===== The input

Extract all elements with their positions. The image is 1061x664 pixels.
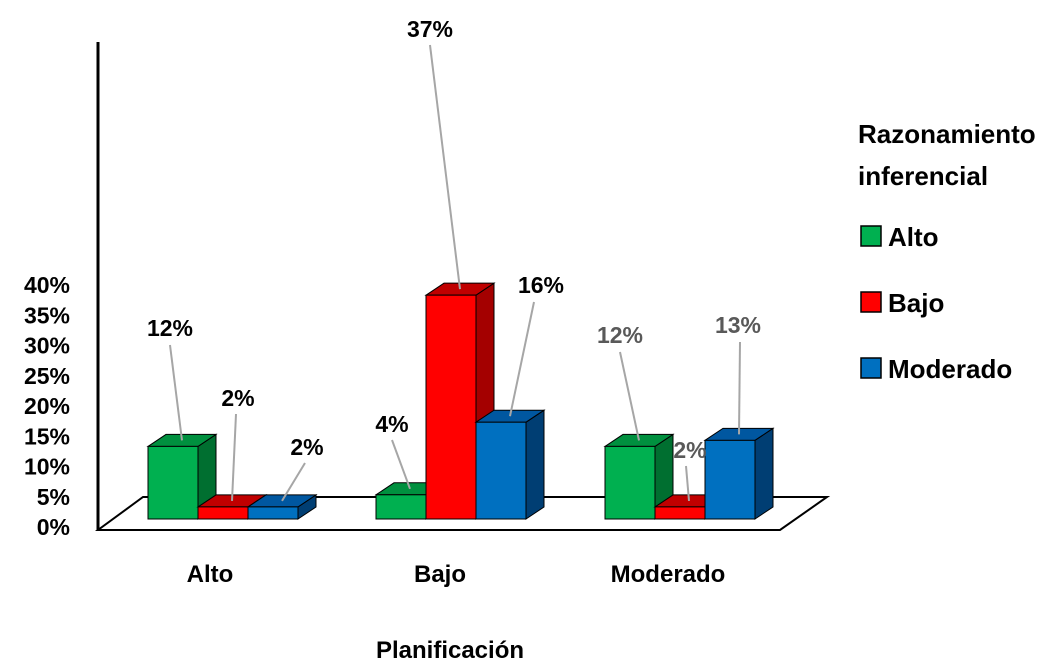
x-category-label: Alto xyxy=(187,561,234,588)
data-label: 37% xyxy=(407,16,453,42)
legend-label: Moderado xyxy=(888,354,1012,384)
legend-swatch xyxy=(860,291,882,313)
leader-line xyxy=(281,462,306,502)
y-tick-label: 25% xyxy=(24,363,70,389)
y-tick-label: 5% xyxy=(37,484,70,510)
legend-title-line-1: Razonamiento xyxy=(858,119,1036,149)
leader-line xyxy=(391,439,411,490)
bar-front xyxy=(425,294,477,520)
bar-front xyxy=(375,494,427,520)
data-label: 2% xyxy=(673,437,706,463)
bar-front xyxy=(704,439,756,520)
bar-moderado-moderado xyxy=(703,427,775,520)
x-category-label: Bajo xyxy=(414,561,466,588)
y-tick-label: 15% xyxy=(24,423,70,449)
bar-front xyxy=(654,506,706,520)
legend-swatch xyxy=(860,357,882,379)
x-axis-title: Planificación xyxy=(376,637,524,664)
legend-label: Bajo xyxy=(888,288,944,318)
y-axis-ticks: 0% 5% 10% 15% 20% 25% 30% 35% 40% xyxy=(24,272,70,540)
y-tick-label: 30% xyxy=(24,333,70,359)
legend-label: Alto xyxy=(888,222,939,252)
y-tick-label: 0% xyxy=(37,514,70,540)
legend-title-line-2: inferencial xyxy=(858,161,988,191)
leader-line xyxy=(231,413,237,501)
bar-front xyxy=(475,421,527,520)
data-label: 2% xyxy=(290,434,323,460)
y-tick-label: 20% xyxy=(24,393,70,419)
legend-swatch xyxy=(860,225,882,247)
data-label: 2% xyxy=(221,385,254,411)
bar-front xyxy=(604,445,656,520)
bars xyxy=(146,282,775,520)
data-labels: 12% 4% 12% 2% 37% 2% 2% 16% 13% xyxy=(147,16,761,463)
data-label: 13% xyxy=(715,312,761,338)
data-label: 12% xyxy=(147,315,193,341)
bar-side xyxy=(525,409,545,520)
data-label: 16% xyxy=(518,272,564,298)
data-label: 12% xyxy=(597,322,643,348)
leader-line xyxy=(509,301,535,417)
bar-bajo-bajo xyxy=(424,282,496,520)
data-label: 4% xyxy=(375,411,408,437)
leader-line xyxy=(429,44,461,290)
bar-side xyxy=(754,427,774,520)
y-tick-label: 35% xyxy=(24,302,70,328)
leader-line xyxy=(738,341,741,435)
bar-front xyxy=(147,445,199,520)
leader-line xyxy=(685,465,690,501)
bar-front xyxy=(247,506,299,520)
label-leaders xyxy=(169,44,741,502)
y-tick-label: 10% xyxy=(24,454,70,480)
leader-line xyxy=(619,351,640,441)
bar-front xyxy=(197,506,249,520)
leader-line xyxy=(169,344,183,441)
bar-moderado-bajo xyxy=(474,409,546,520)
x-category-label: Moderado xyxy=(611,561,726,588)
legend: Razonamiento inferencial Alto Bajo Moderad… xyxy=(858,119,1036,384)
y-tick-label: 40% xyxy=(24,272,70,298)
x-axis-categories: Alto Bajo Moderado xyxy=(187,561,726,588)
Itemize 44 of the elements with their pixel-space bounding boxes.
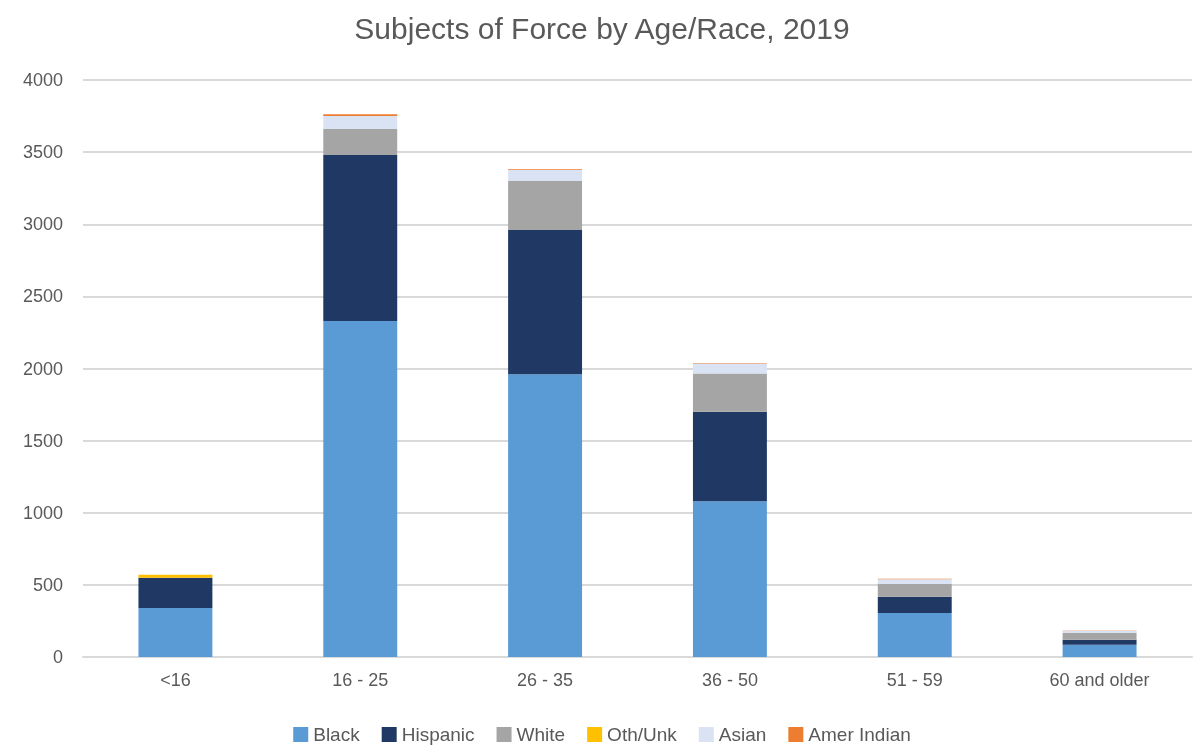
y-tick-label: 0 bbox=[52, 647, 63, 667]
bar bbox=[692, 501, 767, 657]
x-tick-label: 36 - 50 bbox=[701, 670, 758, 690]
x-tick-label: <16 bbox=[160, 670, 191, 690]
legend-label: Hispanic bbox=[401, 724, 475, 745]
y-tick-label: 1500 bbox=[22, 430, 63, 451]
legend-label: Amer Indian bbox=[808, 724, 911, 745]
x-tick-label: 51 - 59 bbox=[886, 670, 943, 690]
bar bbox=[1062, 639, 1137, 645]
bar bbox=[323, 116, 398, 130]
bar bbox=[1062, 632, 1137, 640]
bar bbox=[877, 579, 952, 585]
bar bbox=[877, 584, 952, 597]
legend-label: Asian bbox=[718, 724, 767, 745]
bar bbox=[877, 596, 952, 613]
y-tick-label: 2500 bbox=[22, 286, 63, 307]
bar bbox=[323, 320, 398, 657]
bar bbox=[508, 169, 583, 181]
bar bbox=[508, 230, 583, 375]
bar bbox=[138, 574, 213, 578]
bar bbox=[692, 373, 767, 412]
bar bbox=[692, 363, 767, 374]
bar bbox=[692, 411, 767, 502]
legend-label: White bbox=[516, 724, 566, 745]
x-tick-label: 16 - 25 bbox=[332, 670, 389, 690]
y-tick-label: 500 bbox=[32, 574, 63, 595]
bar bbox=[508, 180, 583, 231]
legend-label: Black bbox=[313, 724, 361, 745]
bar bbox=[138, 577, 213, 608]
y-tick-label: 3000 bbox=[22, 214, 63, 235]
bar bbox=[508, 374, 583, 657]
y-tick-label: 3500 bbox=[22, 142, 63, 163]
y-tick-label: 4000 bbox=[22, 70, 63, 90]
bar bbox=[1062, 644, 1137, 657]
x-tick-label: 60 and older bbox=[1049, 670, 1150, 690]
legend-label: Oth/Unk bbox=[607, 724, 678, 745]
bar bbox=[323, 155, 398, 321]
chart-title: Subjects of Force by Age/Race, 2019 bbox=[354, 11, 850, 45]
x-tick-label: 26 - 35 bbox=[517, 670, 574, 690]
y-tick-label: 1000 bbox=[22, 502, 63, 523]
bar bbox=[138, 607, 213, 657]
y-tick-label: 2000 bbox=[22, 358, 63, 379]
bar bbox=[323, 129, 398, 156]
bar bbox=[877, 613, 952, 657]
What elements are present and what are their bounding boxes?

==========

Copy out every line of the data above word for word, leaving out the pictures.

#### Solved exercise:
Extract all elements with their positions. The image is 1061x664 pixels.
x-category-label: Alto xyxy=(187,561,234,588)
data-label: 37% xyxy=(407,16,453,42)
legend-label: Moderado xyxy=(888,354,1012,384)
legend-swatch xyxy=(860,291,882,313)
leader-line xyxy=(281,462,306,502)
y-tick-label: 25% xyxy=(24,363,70,389)
y-tick-label: 5% xyxy=(37,484,70,510)
legend-title-line-1: Razonamiento xyxy=(858,119,1036,149)
leader-line xyxy=(391,439,411,490)
bar-front xyxy=(425,294,477,520)
bar-front xyxy=(375,494,427,520)
data-label: 2% xyxy=(673,437,706,463)
bar-front xyxy=(704,439,756,520)
bar-moderado-moderado xyxy=(703,427,775,520)
x-category-label: Bajo xyxy=(414,561,466,588)
y-tick-label: 15% xyxy=(24,423,70,449)
bar-front xyxy=(654,506,706,520)
legend-swatch xyxy=(860,357,882,379)
x-axis-title: Planificación xyxy=(376,637,524,664)
legend-label: Bajo xyxy=(888,288,944,318)
y-axis-ticks: 0% 5% 10% 15% 20% 25% 30% 35% 40% xyxy=(24,272,70,540)
y-tick-label: 30% xyxy=(24,333,70,359)
legend-label: Alto xyxy=(888,222,939,252)
y-tick-label: 0% xyxy=(37,514,70,540)
legend-title-line-2: inferencial xyxy=(858,161,988,191)
leader-line xyxy=(231,413,237,501)
bar-front xyxy=(475,421,527,520)
data-label: 2% xyxy=(290,434,323,460)
y-tick-label: 20% xyxy=(24,393,70,419)
legend-swatch xyxy=(860,225,882,247)
data-label: 2% xyxy=(221,385,254,411)
bar-front xyxy=(604,445,656,520)
bars xyxy=(146,282,775,520)
data-labels: 12% 4% 12% 2% 37% 2% 2% 16% 13% xyxy=(147,16,761,463)
data-label: 13% xyxy=(715,312,761,338)
data-label: 12% xyxy=(147,315,193,341)
bar-side xyxy=(525,409,545,520)
data-label: 16% xyxy=(518,272,564,298)
data-label: 12% xyxy=(597,322,643,348)
leader-line xyxy=(509,301,535,417)
bar-bajo-bajo xyxy=(424,282,496,520)
data-label: 4% xyxy=(375,411,408,437)
leader-line xyxy=(429,44,461,290)
bar-side xyxy=(754,427,774,520)
y-tick-label: 35% xyxy=(24,302,70,328)
leader-line xyxy=(738,341,741,435)
bar-front xyxy=(147,445,199,520)
leader-line xyxy=(685,465,690,501)
bar-front xyxy=(247,506,299,520)
label-leaders xyxy=(169,44,741,502)
y-tick-label: 10% xyxy=(24,454,70,480)
leader-line xyxy=(619,351,640,441)
bar-front xyxy=(197,506,249,520)
leader-line xyxy=(169,344,183,441)
bar-moderado-bajo xyxy=(474,409,546,520)
x-category-label: Moderado xyxy=(611,561,726,588)
legend: Razonamiento inferencial Alto Bajo Moderad… xyxy=(858,119,1036,384)
y-tick-label: 40% xyxy=(24,272,70,298)
x-axis-categories: Alto Bajo Moderado xyxy=(187,561,726,588)
Itemize 44 of the elements with their pixel-space bounding boxes.
y-tick-label: 0 bbox=[52, 647, 63, 667]
bar bbox=[692, 501, 767, 657]
x-tick-label: 36 - 50 bbox=[701, 670, 758, 690]
x-tick-label: <16 bbox=[160, 670, 191, 690]
legend-label: Hispanic bbox=[401, 724, 475, 745]
y-tick-label: 1500 bbox=[22, 430, 63, 451]
legend-label: Amer Indian bbox=[808, 724, 911, 745]
x-tick-label: 51 - 59 bbox=[886, 670, 943, 690]
bar bbox=[1062, 639, 1137, 645]
bar bbox=[323, 116, 398, 130]
bar bbox=[1062, 632, 1137, 640]
bar bbox=[877, 579, 952, 585]
bar bbox=[877, 584, 952, 597]
legend-label: Asian bbox=[718, 724, 767, 745]
bar bbox=[877, 596, 952, 613]
y-tick-label: 2500 bbox=[22, 286, 63, 307]
bar bbox=[323, 320, 398, 657]
bar bbox=[508, 169, 583, 181]
bar bbox=[508, 230, 583, 375]
bar bbox=[138, 574, 213, 578]
bar bbox=[692, 373, 767, 412]
bar bbox=[692, 363, 767, 374]
bar bbox=[692, 411, 767, 502]
legend-label: White bbox=[516, 724, 566, 745]
x-tick-label: 16 - 25 bbox=[332, 670, 389, 690]
y-tick-label: 500 bbox=[32, 574, 63, 595]
bar bbox=[508, 180, 583, 231]
legend-label: Black bbox=[313, 724, 361, 745]
bar bbox=[138, 577, 213, 608]
y-tick-label: 3000 bbox=[22, 214, 63, 235]
bar bbox=[508, 374, 583, 657]
y-tick-label: 3500 bbox=[22, 142, 63, 163]
y-tick-label: 4000 bbox=[22, 70, 63, 90]
bar bbox=[1062, 644, 1137, 657]
x-tick-label: 60 and older bbox=[1049, 670, 1150, 690]
legend-label: Oth/Unk bbox=[607, 724, 678, 745]
bar bbox=[323, 155, 398, 321]
chart-title: Subjects of Force by Age/Race, 2019 bbox=[354, 11, 850, 45]
x-tick-label: 26 - 35 bbox=[517, 670, 574, 690]
y-tick-label: 1000 bbox=[22, 502, 63, 523]
bar bbox=[138, 607, 213, 657]
y-tick-label: 2000 bbox=[22, 358, 63, 379]
bar bbox=[323, 129, 398, 156]
bar bbox=[877, 613, 952, 657]
What elements are present and what are their bounding boxes?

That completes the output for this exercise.